**TASK DETAILS:** Reproduce the listing below verbatim, line for line, omitting the pictures.

**LISTED ENTRIES:**
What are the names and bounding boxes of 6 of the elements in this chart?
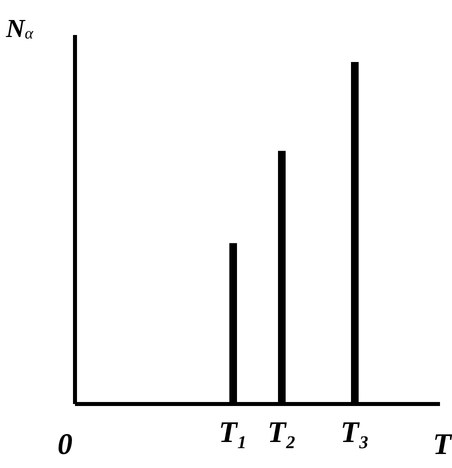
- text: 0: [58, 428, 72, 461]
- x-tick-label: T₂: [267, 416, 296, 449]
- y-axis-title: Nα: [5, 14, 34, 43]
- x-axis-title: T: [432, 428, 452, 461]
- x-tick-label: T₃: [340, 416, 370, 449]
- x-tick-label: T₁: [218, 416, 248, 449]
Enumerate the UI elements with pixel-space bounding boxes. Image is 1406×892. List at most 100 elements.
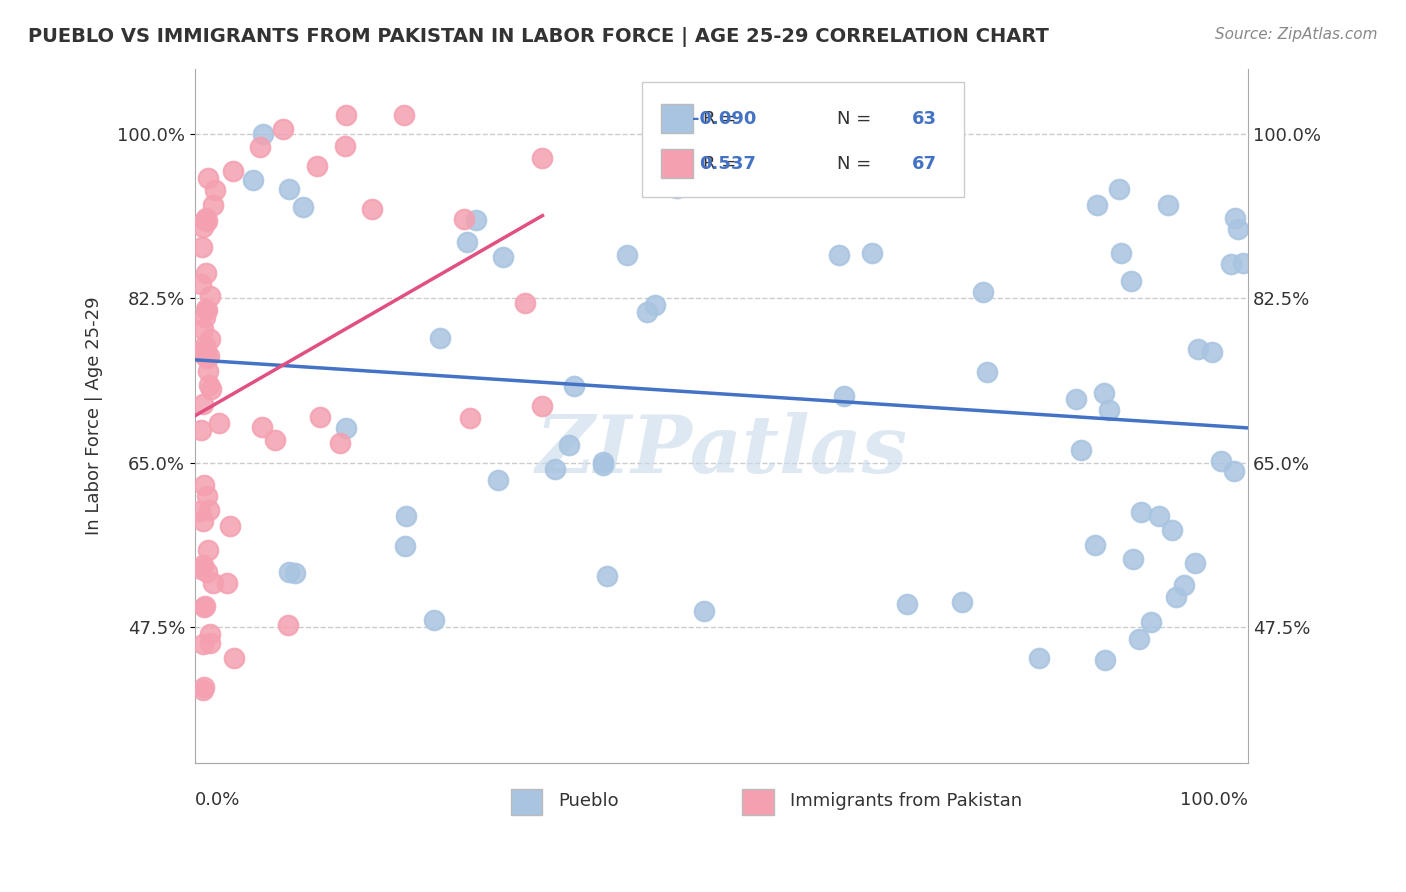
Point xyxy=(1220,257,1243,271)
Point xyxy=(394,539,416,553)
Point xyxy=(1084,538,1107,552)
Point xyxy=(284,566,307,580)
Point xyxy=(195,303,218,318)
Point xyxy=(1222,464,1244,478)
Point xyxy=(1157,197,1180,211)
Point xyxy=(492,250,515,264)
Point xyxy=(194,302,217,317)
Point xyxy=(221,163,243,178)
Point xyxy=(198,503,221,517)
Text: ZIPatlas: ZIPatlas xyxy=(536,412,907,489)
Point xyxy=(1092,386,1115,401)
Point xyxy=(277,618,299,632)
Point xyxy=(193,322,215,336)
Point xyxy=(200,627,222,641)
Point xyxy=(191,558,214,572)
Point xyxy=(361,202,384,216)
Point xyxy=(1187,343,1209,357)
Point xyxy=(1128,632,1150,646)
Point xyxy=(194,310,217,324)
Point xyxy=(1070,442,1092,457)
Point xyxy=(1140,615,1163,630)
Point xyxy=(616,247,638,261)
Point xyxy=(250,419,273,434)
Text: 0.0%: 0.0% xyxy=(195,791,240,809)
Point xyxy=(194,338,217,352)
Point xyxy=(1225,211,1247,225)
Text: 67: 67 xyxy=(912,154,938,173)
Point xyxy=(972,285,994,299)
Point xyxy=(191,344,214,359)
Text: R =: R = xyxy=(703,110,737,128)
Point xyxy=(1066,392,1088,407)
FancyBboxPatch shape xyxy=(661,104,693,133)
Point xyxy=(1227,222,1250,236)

**SOLUTION TO THIS TASK:**
What are the names and bounding boxes of 6 of the elements in this chart?
- text: 0: [58, 428, 72, 461]
- x-tick-label: T₂: [267, 416, 296, 449]
- y-axis-title: Nα: [5, 14, 34, 43]
- x-axis-title: T: [432, 428, 452, 461]
- x-tick-label: T₃: [340, 416, 370, 449]
- x-tick-label: T₁: [218, 416, 248, 449]
Enumerate the UI elements with pixel-space bounding boxes. Image is 1406×892. List at most 100 elements.
Point xyxy=(1220,257,1243,271)
Point xyxy=(394,539,416,553)
Point xyxy=(1084,538,1107,552)
Point xyxy=(284,566,307,580)
Point xyxy=(195,303,218,318)
Point xyxy=(1222,464,1244,478)
Point xyxy=(1157,197,1180,211)
Point xyxy=(492,250,515,264)
Point xyxy=(194,302,217,317)
Point xyxy=(221,163,243,178)
Point xyxy=(198,503,221,517)
Text: ZIPatlas: ZIPatlas xyxy=(536,412,907,489)
Point xyxy=(1092,386,1115,401)
Point xyxy=(277,618,299,632)
Point xyxy=(193,322,215,336)
Point xyxy=(200,627,222,641)
Point xyxy=(191,558,214,572)
Point xyxy=(361,202,384,216)
Point xyxy=(1187,343,1209,357)
Point xyxy=(1128,632,1150,646)
Point xyxy=(194,310,217,324)
Point xyxy=(1070,442,1092,457)
Point xyxy=(1140,615,1163,630)
Point xyxy=(616,247,638,261)
Point xyxy=(250,419,273,434)
Text: 0.0%: 0.0% xyxy=(195,791,240,809)
Point xyxy=(194,338,217,352)
Point xyxy=(1225,211,1247,225)
Text: 67: 67 xyxy=(912,154,938,173)
Point xyxy=(972,285,994,299)
Point xyxy=(191,344,214,359)
Text: R =: R = xyxy=(703,110,737,128)
Point xyxy=(1066,392,1088,407)
FancyBboxPatch shape xyxy=(661,104,693,133)
Point xyxy=(1227,222,1250,236)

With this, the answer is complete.